───── Records provided

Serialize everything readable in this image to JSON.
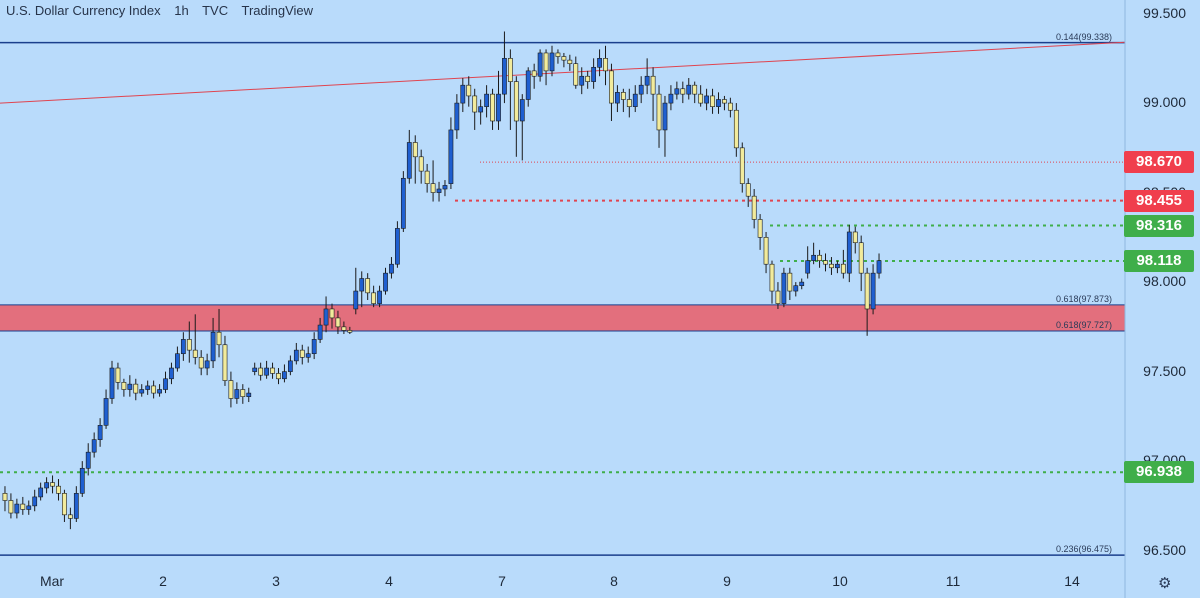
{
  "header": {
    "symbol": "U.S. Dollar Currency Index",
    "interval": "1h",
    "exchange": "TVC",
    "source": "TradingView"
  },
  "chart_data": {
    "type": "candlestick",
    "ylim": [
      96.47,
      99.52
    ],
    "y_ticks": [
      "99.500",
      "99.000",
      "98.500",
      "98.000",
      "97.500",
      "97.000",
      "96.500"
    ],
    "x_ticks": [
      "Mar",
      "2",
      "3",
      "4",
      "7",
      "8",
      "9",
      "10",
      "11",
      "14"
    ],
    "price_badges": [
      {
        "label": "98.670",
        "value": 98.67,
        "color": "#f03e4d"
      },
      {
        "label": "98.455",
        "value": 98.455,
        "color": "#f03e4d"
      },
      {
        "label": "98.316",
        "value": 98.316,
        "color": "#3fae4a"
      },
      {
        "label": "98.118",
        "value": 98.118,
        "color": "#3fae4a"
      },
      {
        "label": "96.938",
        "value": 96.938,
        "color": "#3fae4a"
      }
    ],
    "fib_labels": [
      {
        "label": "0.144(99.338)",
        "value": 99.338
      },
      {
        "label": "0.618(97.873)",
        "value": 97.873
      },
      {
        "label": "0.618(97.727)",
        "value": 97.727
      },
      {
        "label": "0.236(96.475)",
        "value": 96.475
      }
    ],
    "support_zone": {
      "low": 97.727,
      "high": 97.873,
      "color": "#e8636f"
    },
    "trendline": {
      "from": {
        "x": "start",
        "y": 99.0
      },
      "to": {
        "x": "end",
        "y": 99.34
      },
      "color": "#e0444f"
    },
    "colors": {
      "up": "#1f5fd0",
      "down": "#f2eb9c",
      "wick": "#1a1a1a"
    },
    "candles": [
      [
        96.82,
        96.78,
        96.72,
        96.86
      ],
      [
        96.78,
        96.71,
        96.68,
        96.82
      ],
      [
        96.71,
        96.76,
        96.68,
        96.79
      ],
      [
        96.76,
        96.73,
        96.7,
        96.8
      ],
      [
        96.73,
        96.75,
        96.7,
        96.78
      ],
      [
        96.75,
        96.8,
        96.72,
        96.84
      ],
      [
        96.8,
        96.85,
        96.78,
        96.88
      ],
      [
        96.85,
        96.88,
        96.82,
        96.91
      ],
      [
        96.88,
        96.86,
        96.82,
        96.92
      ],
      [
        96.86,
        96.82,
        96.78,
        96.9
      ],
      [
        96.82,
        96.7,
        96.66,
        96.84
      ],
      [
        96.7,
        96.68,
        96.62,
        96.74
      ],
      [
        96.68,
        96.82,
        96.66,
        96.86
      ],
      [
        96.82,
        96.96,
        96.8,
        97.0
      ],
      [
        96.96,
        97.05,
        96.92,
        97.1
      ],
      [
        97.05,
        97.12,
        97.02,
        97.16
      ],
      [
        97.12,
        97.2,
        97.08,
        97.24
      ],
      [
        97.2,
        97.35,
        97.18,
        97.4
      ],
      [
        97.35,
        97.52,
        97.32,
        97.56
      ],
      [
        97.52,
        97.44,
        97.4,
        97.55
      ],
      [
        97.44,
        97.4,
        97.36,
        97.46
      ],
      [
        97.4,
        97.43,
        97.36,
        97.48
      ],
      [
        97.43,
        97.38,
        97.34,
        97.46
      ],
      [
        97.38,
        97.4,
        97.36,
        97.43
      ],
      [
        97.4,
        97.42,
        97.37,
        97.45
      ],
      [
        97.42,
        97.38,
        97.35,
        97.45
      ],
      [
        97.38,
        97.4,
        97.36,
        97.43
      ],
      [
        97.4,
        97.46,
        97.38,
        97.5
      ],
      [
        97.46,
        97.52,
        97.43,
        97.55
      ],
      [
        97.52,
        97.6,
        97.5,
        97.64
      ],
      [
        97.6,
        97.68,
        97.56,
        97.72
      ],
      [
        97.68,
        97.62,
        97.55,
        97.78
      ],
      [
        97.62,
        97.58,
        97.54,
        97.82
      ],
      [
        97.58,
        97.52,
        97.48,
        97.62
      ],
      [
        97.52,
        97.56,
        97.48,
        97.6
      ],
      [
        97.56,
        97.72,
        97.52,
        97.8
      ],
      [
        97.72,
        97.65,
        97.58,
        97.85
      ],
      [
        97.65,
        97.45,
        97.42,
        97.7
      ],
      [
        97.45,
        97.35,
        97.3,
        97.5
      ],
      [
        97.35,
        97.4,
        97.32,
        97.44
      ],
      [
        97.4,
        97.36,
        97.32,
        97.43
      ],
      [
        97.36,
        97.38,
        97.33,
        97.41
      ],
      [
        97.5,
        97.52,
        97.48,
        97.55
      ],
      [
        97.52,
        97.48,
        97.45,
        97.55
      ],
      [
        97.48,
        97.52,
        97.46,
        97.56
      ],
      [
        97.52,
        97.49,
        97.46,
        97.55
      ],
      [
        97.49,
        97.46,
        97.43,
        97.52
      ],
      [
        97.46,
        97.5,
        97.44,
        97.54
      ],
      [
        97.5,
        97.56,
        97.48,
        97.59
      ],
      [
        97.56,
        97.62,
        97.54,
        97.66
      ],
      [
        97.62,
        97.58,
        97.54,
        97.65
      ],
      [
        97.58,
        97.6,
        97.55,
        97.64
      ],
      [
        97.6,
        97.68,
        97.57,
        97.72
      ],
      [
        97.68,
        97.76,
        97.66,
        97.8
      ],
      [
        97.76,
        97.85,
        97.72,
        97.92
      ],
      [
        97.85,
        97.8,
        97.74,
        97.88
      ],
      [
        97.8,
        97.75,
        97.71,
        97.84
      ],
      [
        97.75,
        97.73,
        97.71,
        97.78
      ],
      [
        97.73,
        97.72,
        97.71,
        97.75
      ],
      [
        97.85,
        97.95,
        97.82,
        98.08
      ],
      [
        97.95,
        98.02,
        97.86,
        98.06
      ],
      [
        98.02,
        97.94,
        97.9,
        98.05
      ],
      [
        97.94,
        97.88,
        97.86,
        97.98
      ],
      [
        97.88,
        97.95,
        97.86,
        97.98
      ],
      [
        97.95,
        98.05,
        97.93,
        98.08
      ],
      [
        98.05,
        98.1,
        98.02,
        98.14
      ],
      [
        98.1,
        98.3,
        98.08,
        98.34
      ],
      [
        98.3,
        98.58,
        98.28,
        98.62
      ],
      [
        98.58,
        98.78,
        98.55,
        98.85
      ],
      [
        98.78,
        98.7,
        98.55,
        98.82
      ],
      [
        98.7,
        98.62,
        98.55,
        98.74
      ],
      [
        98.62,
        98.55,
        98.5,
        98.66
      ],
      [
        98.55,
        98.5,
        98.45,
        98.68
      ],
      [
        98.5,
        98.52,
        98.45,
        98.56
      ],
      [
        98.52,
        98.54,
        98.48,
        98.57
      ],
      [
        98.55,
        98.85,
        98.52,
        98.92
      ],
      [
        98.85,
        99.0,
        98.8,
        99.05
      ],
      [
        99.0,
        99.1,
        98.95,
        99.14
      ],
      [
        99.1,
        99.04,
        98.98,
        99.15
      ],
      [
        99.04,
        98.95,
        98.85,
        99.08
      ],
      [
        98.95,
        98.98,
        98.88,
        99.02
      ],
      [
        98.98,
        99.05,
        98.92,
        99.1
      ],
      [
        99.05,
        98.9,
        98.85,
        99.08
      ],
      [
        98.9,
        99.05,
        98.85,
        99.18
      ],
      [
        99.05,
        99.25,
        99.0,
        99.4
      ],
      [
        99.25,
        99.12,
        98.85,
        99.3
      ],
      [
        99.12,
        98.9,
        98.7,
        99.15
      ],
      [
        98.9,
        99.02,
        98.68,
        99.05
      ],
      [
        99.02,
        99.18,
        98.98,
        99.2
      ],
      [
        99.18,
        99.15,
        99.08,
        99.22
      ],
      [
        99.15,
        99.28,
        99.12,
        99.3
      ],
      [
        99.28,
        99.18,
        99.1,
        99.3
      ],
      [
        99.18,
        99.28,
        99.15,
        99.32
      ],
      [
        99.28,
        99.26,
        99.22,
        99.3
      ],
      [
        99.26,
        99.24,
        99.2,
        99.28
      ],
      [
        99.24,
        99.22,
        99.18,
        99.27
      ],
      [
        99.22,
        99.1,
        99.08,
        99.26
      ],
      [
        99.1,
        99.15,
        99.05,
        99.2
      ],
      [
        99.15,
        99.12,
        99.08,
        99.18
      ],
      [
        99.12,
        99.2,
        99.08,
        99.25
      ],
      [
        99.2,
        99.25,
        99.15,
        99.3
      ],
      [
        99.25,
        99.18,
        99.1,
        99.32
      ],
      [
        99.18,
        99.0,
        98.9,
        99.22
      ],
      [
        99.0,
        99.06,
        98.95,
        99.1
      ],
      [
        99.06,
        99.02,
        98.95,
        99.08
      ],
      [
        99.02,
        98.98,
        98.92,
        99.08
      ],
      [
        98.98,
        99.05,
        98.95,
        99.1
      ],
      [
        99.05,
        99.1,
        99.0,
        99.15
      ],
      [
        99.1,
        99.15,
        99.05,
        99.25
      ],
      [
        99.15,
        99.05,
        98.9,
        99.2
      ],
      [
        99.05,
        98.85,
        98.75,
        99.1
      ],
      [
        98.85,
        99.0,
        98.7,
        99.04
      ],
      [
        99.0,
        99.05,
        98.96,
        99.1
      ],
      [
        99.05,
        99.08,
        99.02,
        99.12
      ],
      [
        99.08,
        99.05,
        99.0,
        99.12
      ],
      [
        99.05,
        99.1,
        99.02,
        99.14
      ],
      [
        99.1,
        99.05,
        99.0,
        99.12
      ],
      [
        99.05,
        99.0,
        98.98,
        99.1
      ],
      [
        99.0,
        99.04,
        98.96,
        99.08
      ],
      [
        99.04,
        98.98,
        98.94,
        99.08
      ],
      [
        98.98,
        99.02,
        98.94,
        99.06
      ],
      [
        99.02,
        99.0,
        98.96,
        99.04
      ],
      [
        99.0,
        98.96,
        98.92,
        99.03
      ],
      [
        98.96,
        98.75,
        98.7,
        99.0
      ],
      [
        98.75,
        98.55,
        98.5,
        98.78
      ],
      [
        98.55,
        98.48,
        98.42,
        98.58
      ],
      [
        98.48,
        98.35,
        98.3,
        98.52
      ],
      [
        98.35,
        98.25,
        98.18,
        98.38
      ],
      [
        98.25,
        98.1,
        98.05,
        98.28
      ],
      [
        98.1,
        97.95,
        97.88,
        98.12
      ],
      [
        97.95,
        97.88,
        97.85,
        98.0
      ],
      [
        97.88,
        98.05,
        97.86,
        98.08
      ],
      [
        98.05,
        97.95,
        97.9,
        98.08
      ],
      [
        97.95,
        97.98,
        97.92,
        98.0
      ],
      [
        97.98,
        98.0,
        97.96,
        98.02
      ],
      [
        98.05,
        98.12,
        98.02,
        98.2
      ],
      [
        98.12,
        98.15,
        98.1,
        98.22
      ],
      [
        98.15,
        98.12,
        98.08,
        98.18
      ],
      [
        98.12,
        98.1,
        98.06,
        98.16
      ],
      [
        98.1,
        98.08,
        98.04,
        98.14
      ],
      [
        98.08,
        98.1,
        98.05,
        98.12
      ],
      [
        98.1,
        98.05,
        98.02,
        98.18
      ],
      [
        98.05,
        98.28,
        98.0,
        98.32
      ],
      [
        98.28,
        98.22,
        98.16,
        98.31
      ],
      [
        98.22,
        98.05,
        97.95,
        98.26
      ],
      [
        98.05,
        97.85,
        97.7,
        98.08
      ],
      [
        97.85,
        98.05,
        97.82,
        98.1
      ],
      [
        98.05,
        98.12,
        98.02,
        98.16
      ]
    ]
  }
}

──────────

> [Aim]:
Count up the lines in the listing that hold the word "value", and give that number only.

> [Solved problem]:
9